_WHAT TO PRODUCE_
Write out the listing below without alteration, omitting its pictures.

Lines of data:
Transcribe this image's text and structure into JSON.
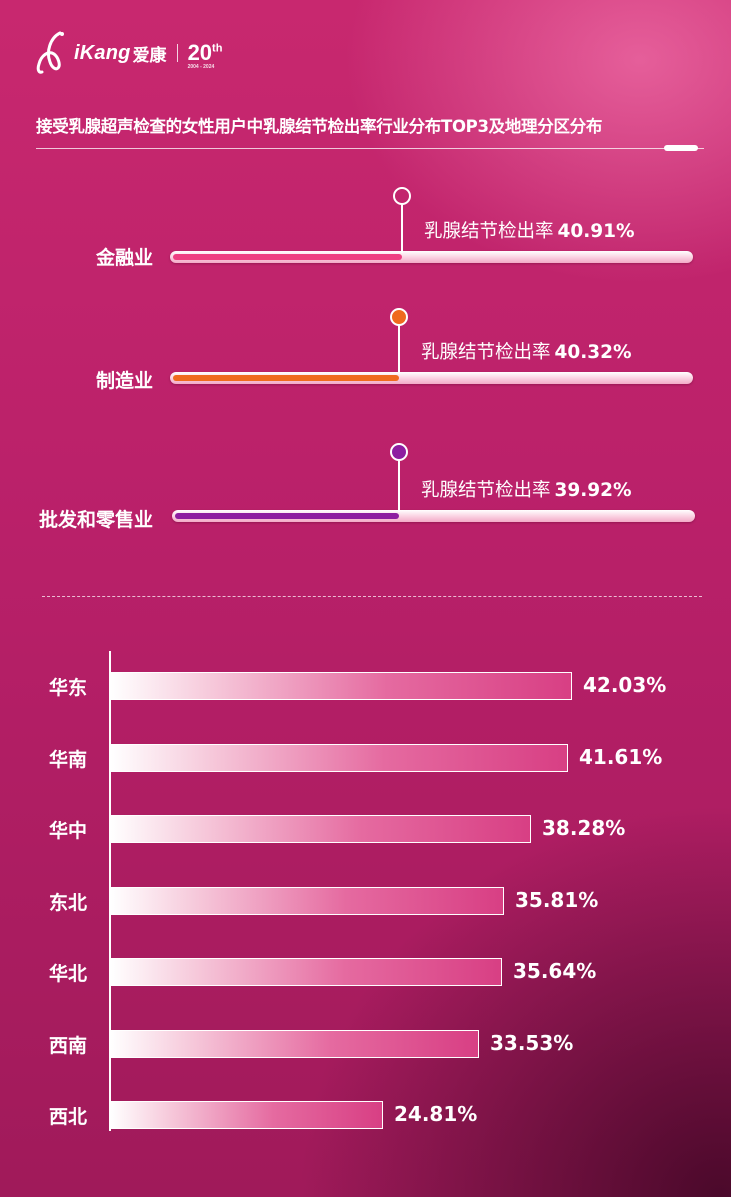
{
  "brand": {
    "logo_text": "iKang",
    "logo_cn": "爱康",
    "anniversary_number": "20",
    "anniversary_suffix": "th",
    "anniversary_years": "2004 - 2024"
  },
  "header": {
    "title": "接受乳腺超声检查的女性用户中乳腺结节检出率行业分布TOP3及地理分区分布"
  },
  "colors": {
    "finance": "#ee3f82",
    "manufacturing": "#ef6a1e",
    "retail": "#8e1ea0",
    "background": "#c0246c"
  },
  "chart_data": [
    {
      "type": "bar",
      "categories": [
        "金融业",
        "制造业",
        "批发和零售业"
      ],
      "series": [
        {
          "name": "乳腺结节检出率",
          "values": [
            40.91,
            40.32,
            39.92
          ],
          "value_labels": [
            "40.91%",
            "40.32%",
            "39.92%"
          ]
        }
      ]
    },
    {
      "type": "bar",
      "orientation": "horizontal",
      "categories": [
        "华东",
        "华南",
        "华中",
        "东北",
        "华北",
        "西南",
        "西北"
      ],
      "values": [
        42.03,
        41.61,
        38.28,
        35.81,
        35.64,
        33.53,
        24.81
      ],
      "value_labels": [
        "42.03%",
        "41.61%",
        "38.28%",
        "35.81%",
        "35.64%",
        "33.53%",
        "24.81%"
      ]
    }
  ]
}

_FINISHED EXERCISE_
Transcribe this image's text and structure into JSON.
{
  "brand": {
    "logo_text": "iKang",
    "logo_cn": "爱康",
    "anniversary_number": "20",
    "anniversary_suffix": "th",
    "anniversary_years": "2004 - 2024"
  },
  "header": {
    "title": "接受乳腺超声检查的女性用户中乳腺结节检出率行业分布TOP3及地理分区分布"
  },
  "colors": {
    "finance": "#ee3f82",
    "manufacturing": "#ef6a1e",
    "retail": "#8e1ea0",
    "background": "#c0246c"
  },
  "chart_data": [
    {
      "type": "bar",
      "categories": [
        "金融业",
        "制造业",
        "批发和零售业"
      ],
      "series": [
        {
          "name": "乳腺结节检出率",
          "values": [
            40.91,
            40.32,
            39.92
          ],
          "value_labels": [
            "40.91%",
            "40.32%",
            "39.92%"
          ]
        }
      ]
    },
    {
      "type": "bar",
      "orientation": "horizontal",
      "categories": [
        "华东",
        "华南",
        "华中",
        "东北",
        "华北",
        "西南",
        "西北"
      ],
      "values": [
        42.03,
        41.61,
        38.28,
        35.81,
        35.64,
        33.53,
        24.81
      ],
      "value_labels": [
        "42.03%",
        "41.61%",
        "38.28%",
        "35.81%",
        "35.64%",
        "33.53%",
        "24.81%"
      ]
    }
  ]
}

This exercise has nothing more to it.